• [What the task requires] Beginning at the line that contains "Transcribe this chart's", transcribe the remaining lines of the listing exactly; include the final line and omit everything before.

-- BEGIN Record extracts --

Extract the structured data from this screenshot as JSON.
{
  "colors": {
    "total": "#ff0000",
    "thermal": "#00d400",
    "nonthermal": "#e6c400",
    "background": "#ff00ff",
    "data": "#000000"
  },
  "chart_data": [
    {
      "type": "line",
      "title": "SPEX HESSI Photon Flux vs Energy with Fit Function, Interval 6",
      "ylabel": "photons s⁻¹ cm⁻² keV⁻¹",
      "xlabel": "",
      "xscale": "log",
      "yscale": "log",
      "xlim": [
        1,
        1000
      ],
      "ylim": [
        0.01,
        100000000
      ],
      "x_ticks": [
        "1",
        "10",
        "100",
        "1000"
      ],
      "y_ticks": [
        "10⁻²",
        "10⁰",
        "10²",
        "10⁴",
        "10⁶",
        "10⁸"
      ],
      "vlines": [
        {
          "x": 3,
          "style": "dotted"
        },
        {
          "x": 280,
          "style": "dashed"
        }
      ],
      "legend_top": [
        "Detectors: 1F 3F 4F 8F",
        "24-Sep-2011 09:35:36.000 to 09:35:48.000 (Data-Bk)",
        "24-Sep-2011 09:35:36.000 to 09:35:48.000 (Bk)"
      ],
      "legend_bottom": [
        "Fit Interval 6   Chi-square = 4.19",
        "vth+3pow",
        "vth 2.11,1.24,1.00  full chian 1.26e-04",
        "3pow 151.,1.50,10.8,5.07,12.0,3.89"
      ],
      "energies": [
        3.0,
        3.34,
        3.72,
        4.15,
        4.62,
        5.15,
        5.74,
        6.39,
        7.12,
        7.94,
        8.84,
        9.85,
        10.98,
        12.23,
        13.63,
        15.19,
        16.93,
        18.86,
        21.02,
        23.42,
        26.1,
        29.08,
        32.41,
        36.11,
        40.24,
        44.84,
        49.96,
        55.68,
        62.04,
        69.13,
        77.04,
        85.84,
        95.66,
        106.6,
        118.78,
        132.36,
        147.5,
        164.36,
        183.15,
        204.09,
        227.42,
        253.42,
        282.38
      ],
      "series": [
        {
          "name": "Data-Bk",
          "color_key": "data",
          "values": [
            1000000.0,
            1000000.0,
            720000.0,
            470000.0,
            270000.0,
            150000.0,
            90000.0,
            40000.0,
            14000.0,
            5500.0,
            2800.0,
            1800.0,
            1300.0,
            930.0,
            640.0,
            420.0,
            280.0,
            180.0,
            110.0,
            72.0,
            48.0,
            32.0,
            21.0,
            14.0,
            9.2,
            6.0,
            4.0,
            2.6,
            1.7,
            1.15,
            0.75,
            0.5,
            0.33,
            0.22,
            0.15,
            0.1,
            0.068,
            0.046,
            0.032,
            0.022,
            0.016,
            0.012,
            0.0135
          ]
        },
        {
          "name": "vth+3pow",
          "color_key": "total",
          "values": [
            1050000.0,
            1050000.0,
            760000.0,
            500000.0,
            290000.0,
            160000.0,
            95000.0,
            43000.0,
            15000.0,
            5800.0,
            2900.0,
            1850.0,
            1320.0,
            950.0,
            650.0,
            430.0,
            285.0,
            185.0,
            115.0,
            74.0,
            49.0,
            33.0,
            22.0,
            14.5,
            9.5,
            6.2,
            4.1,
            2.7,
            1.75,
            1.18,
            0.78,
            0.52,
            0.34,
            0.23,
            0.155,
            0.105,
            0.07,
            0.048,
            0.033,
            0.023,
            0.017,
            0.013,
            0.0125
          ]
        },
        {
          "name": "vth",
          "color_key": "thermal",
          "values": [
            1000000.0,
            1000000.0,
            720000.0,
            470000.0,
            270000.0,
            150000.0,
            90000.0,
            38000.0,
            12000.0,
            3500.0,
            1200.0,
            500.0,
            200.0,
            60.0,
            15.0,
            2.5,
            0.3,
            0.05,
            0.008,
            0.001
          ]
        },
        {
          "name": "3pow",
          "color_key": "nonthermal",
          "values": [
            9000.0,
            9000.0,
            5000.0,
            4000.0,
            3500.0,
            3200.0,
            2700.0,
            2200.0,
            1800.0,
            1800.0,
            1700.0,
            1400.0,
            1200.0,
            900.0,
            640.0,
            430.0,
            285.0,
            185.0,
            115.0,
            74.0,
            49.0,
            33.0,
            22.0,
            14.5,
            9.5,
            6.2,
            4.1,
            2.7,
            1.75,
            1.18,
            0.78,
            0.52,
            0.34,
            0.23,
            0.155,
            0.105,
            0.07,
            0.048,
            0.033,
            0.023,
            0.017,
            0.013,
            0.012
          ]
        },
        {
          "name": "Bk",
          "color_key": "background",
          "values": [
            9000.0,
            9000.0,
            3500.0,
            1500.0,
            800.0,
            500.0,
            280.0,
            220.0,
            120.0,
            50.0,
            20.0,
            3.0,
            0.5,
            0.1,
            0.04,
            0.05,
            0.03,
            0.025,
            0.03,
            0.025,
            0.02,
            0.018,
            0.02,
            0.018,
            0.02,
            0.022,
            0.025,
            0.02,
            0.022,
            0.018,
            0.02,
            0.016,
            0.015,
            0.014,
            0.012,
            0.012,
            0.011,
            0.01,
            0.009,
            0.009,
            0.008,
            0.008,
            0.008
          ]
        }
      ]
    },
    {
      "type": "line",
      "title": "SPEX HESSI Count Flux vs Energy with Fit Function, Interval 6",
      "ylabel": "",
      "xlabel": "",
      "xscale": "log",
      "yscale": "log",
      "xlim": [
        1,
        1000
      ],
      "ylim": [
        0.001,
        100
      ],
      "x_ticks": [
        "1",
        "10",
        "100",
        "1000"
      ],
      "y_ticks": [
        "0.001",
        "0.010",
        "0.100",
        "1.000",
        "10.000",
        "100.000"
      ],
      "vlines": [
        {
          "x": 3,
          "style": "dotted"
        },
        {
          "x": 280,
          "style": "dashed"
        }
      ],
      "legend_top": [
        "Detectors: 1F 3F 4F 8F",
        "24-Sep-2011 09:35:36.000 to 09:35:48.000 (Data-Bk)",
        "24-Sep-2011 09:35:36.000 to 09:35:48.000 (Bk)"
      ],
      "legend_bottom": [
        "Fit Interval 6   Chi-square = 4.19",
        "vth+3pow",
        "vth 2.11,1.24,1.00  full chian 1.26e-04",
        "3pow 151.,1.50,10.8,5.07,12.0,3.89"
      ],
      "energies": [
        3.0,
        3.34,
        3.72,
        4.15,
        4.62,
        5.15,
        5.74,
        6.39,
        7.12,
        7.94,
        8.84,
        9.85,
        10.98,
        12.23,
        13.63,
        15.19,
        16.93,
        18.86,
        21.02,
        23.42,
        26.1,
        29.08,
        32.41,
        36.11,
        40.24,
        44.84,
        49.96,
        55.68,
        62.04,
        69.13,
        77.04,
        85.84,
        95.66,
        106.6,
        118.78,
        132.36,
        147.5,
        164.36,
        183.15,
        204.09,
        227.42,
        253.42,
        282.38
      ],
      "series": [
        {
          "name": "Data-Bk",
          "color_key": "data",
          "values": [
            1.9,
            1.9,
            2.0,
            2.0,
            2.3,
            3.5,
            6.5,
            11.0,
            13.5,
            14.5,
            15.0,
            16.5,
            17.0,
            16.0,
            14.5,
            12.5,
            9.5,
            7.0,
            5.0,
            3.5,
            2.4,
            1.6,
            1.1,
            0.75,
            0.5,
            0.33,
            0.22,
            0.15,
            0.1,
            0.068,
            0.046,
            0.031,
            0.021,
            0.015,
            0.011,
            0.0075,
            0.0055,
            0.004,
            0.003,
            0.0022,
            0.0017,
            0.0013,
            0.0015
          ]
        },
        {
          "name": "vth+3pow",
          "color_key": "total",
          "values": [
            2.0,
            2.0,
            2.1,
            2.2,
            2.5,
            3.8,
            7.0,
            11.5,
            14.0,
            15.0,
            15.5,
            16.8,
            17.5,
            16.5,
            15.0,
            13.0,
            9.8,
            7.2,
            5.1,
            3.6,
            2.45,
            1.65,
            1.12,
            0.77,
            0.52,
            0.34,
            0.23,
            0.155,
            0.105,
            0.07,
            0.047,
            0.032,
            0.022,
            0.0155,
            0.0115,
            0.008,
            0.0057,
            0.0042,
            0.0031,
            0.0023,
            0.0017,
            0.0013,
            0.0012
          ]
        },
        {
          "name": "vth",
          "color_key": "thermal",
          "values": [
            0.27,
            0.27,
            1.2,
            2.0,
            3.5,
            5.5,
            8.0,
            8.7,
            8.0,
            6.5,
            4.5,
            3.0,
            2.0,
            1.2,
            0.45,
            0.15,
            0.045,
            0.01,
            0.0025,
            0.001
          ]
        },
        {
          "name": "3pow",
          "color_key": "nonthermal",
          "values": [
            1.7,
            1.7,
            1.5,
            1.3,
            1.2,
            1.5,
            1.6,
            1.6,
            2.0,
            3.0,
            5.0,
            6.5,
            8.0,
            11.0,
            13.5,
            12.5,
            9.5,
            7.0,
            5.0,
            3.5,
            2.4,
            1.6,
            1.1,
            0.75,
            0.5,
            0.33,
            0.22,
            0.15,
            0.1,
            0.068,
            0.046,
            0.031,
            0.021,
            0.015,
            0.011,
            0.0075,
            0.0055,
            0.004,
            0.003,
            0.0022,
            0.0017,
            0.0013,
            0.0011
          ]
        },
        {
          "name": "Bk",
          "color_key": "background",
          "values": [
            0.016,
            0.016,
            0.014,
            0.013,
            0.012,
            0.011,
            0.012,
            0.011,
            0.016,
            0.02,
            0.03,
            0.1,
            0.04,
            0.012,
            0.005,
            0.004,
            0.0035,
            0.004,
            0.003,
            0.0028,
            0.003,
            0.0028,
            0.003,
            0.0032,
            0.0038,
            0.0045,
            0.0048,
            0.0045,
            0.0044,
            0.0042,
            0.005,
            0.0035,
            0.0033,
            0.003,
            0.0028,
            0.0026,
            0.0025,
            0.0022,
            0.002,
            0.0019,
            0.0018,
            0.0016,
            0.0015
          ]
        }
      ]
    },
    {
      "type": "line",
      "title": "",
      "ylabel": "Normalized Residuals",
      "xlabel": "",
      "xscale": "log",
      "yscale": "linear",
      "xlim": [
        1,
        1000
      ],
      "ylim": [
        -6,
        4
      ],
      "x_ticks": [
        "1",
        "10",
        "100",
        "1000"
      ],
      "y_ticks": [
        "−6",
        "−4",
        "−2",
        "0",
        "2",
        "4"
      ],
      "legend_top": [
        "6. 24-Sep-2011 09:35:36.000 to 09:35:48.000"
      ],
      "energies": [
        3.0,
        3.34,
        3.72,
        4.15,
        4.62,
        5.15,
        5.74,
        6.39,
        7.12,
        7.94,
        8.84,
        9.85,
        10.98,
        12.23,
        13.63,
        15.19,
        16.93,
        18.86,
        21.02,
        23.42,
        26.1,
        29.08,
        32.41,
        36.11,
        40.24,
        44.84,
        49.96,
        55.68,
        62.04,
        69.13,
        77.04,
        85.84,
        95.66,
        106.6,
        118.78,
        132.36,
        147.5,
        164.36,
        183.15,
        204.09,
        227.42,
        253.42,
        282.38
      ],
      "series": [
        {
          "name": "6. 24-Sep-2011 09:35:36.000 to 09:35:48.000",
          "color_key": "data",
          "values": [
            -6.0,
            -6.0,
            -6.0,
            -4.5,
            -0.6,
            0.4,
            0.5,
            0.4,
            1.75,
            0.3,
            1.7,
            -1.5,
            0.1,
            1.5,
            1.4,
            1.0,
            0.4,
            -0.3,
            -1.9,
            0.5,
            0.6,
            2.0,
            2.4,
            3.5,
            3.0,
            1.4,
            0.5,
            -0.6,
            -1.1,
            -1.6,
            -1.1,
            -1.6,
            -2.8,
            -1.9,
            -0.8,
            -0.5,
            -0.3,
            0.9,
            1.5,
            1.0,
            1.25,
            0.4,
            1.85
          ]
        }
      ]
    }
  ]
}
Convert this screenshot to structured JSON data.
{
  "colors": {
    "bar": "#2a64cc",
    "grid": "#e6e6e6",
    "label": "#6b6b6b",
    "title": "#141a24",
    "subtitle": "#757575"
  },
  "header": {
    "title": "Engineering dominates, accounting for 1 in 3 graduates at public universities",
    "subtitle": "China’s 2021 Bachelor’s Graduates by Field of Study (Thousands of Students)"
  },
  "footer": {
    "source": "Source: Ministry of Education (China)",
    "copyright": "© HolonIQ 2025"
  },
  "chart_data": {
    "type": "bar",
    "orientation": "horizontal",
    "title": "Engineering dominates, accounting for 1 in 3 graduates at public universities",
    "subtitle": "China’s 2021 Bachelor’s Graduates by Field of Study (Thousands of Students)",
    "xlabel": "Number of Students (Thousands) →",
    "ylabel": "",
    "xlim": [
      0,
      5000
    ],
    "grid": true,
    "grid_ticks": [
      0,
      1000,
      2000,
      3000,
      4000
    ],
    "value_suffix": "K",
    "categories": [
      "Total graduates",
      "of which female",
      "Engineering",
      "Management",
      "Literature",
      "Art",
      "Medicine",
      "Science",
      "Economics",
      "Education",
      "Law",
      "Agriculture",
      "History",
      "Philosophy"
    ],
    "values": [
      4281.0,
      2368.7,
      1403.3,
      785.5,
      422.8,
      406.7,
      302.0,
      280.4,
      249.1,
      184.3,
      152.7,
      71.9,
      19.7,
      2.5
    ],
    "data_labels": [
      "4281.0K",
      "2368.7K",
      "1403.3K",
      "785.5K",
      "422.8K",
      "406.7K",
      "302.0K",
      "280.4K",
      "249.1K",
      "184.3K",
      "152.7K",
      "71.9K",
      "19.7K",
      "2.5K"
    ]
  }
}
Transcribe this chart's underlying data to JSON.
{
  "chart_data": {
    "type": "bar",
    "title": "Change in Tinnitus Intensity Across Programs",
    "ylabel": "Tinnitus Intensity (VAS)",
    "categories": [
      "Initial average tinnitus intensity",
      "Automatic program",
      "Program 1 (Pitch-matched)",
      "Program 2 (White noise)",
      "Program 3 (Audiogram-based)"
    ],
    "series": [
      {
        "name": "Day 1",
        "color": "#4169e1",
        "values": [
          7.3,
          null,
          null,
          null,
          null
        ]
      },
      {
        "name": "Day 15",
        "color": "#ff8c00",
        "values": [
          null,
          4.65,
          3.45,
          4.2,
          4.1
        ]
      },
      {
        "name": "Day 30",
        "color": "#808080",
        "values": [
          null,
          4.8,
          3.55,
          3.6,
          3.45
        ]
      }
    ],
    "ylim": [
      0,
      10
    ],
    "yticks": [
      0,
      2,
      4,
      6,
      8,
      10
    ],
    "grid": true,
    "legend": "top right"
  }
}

-- END Record extracts --

• [Complete answer]
Transcribe this chart's underlying data to JSON.
{
  "chart_data": {
    "type": "bar",
    "title": "Change in Tinnitus Intensity Across Programs",
    "ylabel": "Tinnitus Intensity (VAS)",
    "categories": [
      "Initial average tinnitus intensity",
      "Automatic program",
      "Program 1 (Pitch-matched)",
      "Program 2 (White noise)",
      "Program 3 (Audiogram-based)"
    ],
    "series": [
      {
        "name": "Day 1",
        "color": "#4169e1",
        "values": [
          7.3,
          null,
          null,
          null,
          null
        ]
      },
      {
        "name": "Day 15",
        "color": "#ff8c00",
        "values": [
          null,
          4.65,
          3.45,
          4.2,
          4.1
        ]
      },
      {
        "name": "Day 30",
        "color": "#808080",
        "values": [
          null,
          4.8,
          3.55,
          3.6,
          3.45
        ]
      }
    ],
    "ylim": [
      0,
      10
    ],
    "yticks": [
      0,
      2,
      4,
      6,
      8,
      10
    ],
    "grid": true,
    "legend": "top right"
  }
}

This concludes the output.